■ What to do
Print all entries precisely as they are written.

[Records]
....
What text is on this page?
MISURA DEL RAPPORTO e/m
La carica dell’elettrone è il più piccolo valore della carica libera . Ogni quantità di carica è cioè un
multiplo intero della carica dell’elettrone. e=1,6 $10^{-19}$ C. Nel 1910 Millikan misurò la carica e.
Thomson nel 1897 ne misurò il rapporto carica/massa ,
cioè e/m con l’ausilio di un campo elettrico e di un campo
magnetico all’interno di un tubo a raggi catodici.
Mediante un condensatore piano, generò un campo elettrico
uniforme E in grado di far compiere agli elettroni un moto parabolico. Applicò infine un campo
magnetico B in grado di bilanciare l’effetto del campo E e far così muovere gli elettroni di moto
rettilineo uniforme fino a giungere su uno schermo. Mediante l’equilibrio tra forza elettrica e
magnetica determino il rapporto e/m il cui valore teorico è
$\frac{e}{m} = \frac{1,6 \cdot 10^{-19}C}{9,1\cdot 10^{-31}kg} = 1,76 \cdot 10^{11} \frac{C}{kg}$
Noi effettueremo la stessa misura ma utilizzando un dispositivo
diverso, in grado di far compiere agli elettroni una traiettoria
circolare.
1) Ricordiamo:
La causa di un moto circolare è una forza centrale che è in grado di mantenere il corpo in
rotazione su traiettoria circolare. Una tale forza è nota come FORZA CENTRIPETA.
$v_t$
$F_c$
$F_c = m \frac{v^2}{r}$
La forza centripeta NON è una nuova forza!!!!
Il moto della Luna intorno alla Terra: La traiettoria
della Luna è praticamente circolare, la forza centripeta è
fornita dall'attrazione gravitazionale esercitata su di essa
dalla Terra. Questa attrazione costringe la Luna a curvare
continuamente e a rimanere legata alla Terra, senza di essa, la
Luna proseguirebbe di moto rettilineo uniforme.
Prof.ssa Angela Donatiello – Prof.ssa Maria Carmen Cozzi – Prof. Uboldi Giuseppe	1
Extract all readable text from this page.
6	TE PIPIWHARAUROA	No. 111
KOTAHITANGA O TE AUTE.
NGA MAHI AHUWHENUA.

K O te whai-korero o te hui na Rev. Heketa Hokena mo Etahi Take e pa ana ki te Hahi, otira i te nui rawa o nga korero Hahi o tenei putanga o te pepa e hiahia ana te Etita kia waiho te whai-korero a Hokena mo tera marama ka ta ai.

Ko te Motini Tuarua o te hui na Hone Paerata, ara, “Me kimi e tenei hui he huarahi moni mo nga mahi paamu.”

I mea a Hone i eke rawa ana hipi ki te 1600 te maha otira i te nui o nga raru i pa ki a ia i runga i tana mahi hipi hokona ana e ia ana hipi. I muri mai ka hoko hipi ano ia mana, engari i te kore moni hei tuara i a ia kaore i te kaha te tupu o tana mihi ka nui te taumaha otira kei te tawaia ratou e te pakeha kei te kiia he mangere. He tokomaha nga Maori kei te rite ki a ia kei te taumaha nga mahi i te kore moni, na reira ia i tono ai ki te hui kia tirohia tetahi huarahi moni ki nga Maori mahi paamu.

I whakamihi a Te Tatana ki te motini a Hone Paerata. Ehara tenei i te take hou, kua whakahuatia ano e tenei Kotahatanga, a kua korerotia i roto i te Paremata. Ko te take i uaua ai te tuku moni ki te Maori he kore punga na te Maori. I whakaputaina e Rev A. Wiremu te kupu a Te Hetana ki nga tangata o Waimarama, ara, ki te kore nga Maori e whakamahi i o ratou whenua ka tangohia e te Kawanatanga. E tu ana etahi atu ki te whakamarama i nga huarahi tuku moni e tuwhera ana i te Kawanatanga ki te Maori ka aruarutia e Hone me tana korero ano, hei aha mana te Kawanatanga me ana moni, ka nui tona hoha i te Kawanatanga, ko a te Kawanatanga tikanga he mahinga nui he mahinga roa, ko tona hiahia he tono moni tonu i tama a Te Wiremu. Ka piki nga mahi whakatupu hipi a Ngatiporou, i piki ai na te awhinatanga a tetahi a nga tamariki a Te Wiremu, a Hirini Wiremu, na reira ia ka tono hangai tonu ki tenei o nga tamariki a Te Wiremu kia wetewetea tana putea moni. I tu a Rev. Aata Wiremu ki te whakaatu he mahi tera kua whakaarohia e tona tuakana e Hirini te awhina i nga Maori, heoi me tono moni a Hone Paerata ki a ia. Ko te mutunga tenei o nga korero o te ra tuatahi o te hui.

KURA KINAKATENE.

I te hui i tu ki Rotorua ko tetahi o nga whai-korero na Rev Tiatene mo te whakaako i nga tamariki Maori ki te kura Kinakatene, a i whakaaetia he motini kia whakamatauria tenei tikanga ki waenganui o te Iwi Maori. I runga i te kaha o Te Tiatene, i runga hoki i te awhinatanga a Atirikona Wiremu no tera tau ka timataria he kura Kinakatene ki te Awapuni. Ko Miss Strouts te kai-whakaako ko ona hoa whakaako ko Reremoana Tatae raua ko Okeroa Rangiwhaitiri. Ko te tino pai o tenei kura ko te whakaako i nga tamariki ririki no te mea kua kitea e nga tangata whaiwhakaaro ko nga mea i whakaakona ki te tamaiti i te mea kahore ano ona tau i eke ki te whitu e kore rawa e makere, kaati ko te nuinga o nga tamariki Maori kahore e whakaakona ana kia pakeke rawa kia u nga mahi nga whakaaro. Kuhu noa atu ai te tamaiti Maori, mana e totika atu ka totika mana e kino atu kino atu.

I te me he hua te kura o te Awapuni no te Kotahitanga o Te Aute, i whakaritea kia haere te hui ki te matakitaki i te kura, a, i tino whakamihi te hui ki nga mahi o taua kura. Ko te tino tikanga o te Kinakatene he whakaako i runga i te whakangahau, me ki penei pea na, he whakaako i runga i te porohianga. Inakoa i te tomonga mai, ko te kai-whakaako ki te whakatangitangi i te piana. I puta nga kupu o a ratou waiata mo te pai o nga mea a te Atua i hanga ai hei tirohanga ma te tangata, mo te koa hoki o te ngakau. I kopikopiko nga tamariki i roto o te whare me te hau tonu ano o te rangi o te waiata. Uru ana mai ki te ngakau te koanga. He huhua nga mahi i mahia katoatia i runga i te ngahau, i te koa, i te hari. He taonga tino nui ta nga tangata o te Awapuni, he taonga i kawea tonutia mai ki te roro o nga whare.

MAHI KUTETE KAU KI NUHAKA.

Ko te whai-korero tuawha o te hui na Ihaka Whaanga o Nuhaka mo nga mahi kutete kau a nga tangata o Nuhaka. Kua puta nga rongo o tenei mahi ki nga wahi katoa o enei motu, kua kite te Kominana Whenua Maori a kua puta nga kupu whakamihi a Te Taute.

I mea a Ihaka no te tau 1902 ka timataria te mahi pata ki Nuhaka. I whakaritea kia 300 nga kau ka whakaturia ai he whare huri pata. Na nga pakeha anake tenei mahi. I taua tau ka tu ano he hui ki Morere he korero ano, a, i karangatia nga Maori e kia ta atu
....
■ Exercise result
What text is on this page?
MISURA DEL RAPPORTO e/m
La carica dell’elettrone è il più piccolo valore della carica libera . Ogni quantità di carica è cioè un
multiplo intero della carica dell’elettrone. e=1,6 $10^{-19}$ C. Nel 1910 Millikan misurò la carica e.
Thomson nel 1897 ne misurò il rapporto carica/massa ,
cioè e/m con l’ausilio di un campo elettrico e di un campo
magnetico all’interno di un tubo a raggi catodici.
Mediante un condensatore piano, generò un campo elettrico
uniforme E in grado di far compiere agli elettroni un moto parabolico. Applicò infine un campo
magnetico B in grado di bilanciare l’effetto del campo E e far così muovere gli elettroni di moto
rettilineo uniforme fino a giungere su uno schermo. Mediante l’equilibrio tra forza elettrica e
magnetica determino il rapporto e/m il cui valore teorico è
$\frac{e}{m} = \frac{1,6 \cdot 10^{-19}C}{9,1\cdot 10^{-31}kg} = 1,76 \cdot 10^{11} \frac{C}{kg}$
Noi effettueremo la stessa misura ma utilizzando un dispositivo
diverso, in grado di far compiere agli elettroni una traiettoria
circolare.
1) Ricordiamo:
La causa di un moto circolare è una forza centrale che è in grado di mantenere il corpo in
rotazione su traiettoria circolare. Una tale forza è nota come FORZA CENTRIPETA.
$v_t$
$F_c$
$F_c = m \frac{v^2}{r}$
La forza centripeta NON è una nuova forza!!!!
Il moto della Luna intorno alla Terra: La traiettoria
della Luna è praticamente circolare, la forza centripeta è
fornita dall'attrazione gravitazionale esercitata su di essa
dalla Terra. Questa attrazione costringe la Luna a curvare
continuamente e a rimanere legata alla Terra, senza di essa, la
Luna proseguirebbe di moto rettilineo uniforme.
Prof.ssa Angela Donatiello – Prof.ssa Maria Carmen Cozzi – Prof. Uboldi Giuseppe	1
Extract all readable text from this page.
6	TE PIPIWHARAUROA	No. 111
KOTAHITANGA O TE AUTE.
NGA MAHI AHUWHENUA.

K O te whai-korero o te hui na Rev. Heketa Hokena mo Etahi Take e pa ana ki te Hahi, otira i te nui rawa o nga korero Hahi o tenei putanga o te pepa e hiahia ana te Etita kia waiho te whai-korero a Hokena mo tera marama ka ta ai.

Ko te Motini Tuarua o te hui na Hone Paerata, ara, “Me kimi e tenei hui he huarahi moni mo nga mahi paamu.”

I mea a Hone i eke rawa ana hipi ki te 1600 te maha otira i te nui o nga raru i pa ki a ia i runga i tana mahi hipi hokona ana e ia ana hipi. I muri mai ka hoko hipi ano ia mana, engari i te kore moni hei tuara i a ia kaore i te kaha te tupu o tana mihi ka nui te taumaha otira kei te tawaia ratou e te pakeha kei te kiia he mangere. He tokomaha nga Maori kei te rite ki a ia kei te taumaha nga mahi i te kore moni, na reira ia i tono ai ki te hui kia tirohia tetahi huarahi moni ki nga Maori mahi paamu.

I whakamihi a Te Tatana ki te motini a Hone Paerata. Ehara tenei i te take hou, kua whakahuatia ano e tenei Kotahatanga, a kua korerotia i roto i te Paremata. Ko te take i uaua ai te tuku moni ki te Maori he kore punga na te Maori. I whakaputaina e Rev A. Wiremu te kupu a Te Hetana ki nga tangata o Waimarama, ara, ki te kore nga Maori e whakamahi i o ratou whenua ka tangohia e te Kawanatanga. E tu ana etahi atu ki te whakamarama i nga huarahi tuku moni e tuwhera ana i te Kawanatanga ki te Maori ka aruarutia e Hone me tana korero ano, hei aha mana te Kawanatanga me ana moni, ka nui tona hoha i te Kawanatanga, ko a te Kawanatanga tikanga he mahinga nui he mahinga roa, ko tona hiahia he tono moni tonu i tama a Te Wiremu. Ka piki nga mahi whakatupu hipi a Ngatiporou, i piki ai na te awhinatanga a tetahi a nga tamariki a Te Wiremu, a Hirini Wiremu, na reira ia ka tono hangai tonu ki tenei o nga tamariki a Te Wiremu kia wetewetea tana putea moni. I tu a Rev. Aata Wiremu ki te whakaatu he mahi tera kua whakaarohia e tona tuakana e Hirini te awhina i nga Maori, heoi me tono moni a Hone Paerata ki a ia. Ko te mutunga tenei o nga korero o te ra tuatahi o te hui.

KURA KINAKATENE.

I te hui i tu ki Rotorua ko tetahi o nga whai-korero na Rev Tiatene mo te whakaako i nga tamariki Maori ki te kura Kinakatene, a i whakaaetia he motini kia whakamatauria tenei tikanga ki waenganui o te Iwi Maori. I runga i te kaha o Te Tiatene, i runga hoki i te awhinatanga a Atirikona Wiremu no tera tau ka timataria he kura Kinakatene ki te Awapuni. Ko Miss Strouts te kai-whakaako ko ona hoa whakaako ko Reremoana Tatae raua ko Okeroa Rangiwhaitiri. Ko te tino pai o tenei kura ko te whakaako i nga tamariki ririki no te mea kua kitea e nga tangata whaiwhakaaro ko nga mea i whakaakona ki te tamaiti i te mea kahore ano ona tau i eke ki te whitu e kore rawa e makere, kaati ko te nuinga o nga tamariki Maori kahore e whakaakona ana kia pakeke rawa kia u nga mahi nga whakaaro. Kuhu noa atu ai te tamaiti Maori, mana e totika atu ka totika mana e kino atu kino atu.

I te me he hua te kura o te Awapuni no te Kotahitanga o Te Aute, i whakaritea kia haere te hui ki te matakitaki i te kura, a, i tino whakamihi te hui ki nga mahi o taua kura. Ko te tino tikanga o te Kinakatene he whakaako i runga i te whakangahau, me ki penei pea na, he whakaako i runga i te porohianga. Inakoa i te tomonga mai, ko te kai-whakaako ki te whakatangitangi i te piana. I puta nga kupu o a ratou waiata mo te pai o nga mea a te Atua i hanga ai hei tirohanga ma te tangata, mo te koa hoki o te ngakau. I kopikopiko nga tamariki i roto o te whare me te hau tonu ano o te rangi o te waiata. Uru ana mai ki te ngakau te koanga. He huhua nga mahi i mahia katoatia i runga i te ngahau, i te koa, i te hari. He taonga tino nui ta nga tangata o te Awapuni, he taonga i kawea tonutia mai ki te roro o nga whare.

MAHI KUTETE KAU KI NUHAKA.

Ko te whai-korero tuawha o te hui na Ihaka Whaanga o Nuhaka mo nga mahi kutete kau a nga tangata o Nuhaka. Kua puta nga rongo o tenei mahi ki nga wahi katoa o enei motu, kua kite te Kominana Whenua Maori a kua puta nga kupu whakamihi a Te Taute.

I mea a Ihaka no te tau 1902 ka timataria te mahi pata ki Nuhaka. I whakaritea kia 300 nga kau ka whakaturia ai he whare huri pata. Na nga pakeha anake tenei mahi. I taua tau ka tu ano he hui ki Morere he korero ano, a, i karangatia nga Maori e kia ta atu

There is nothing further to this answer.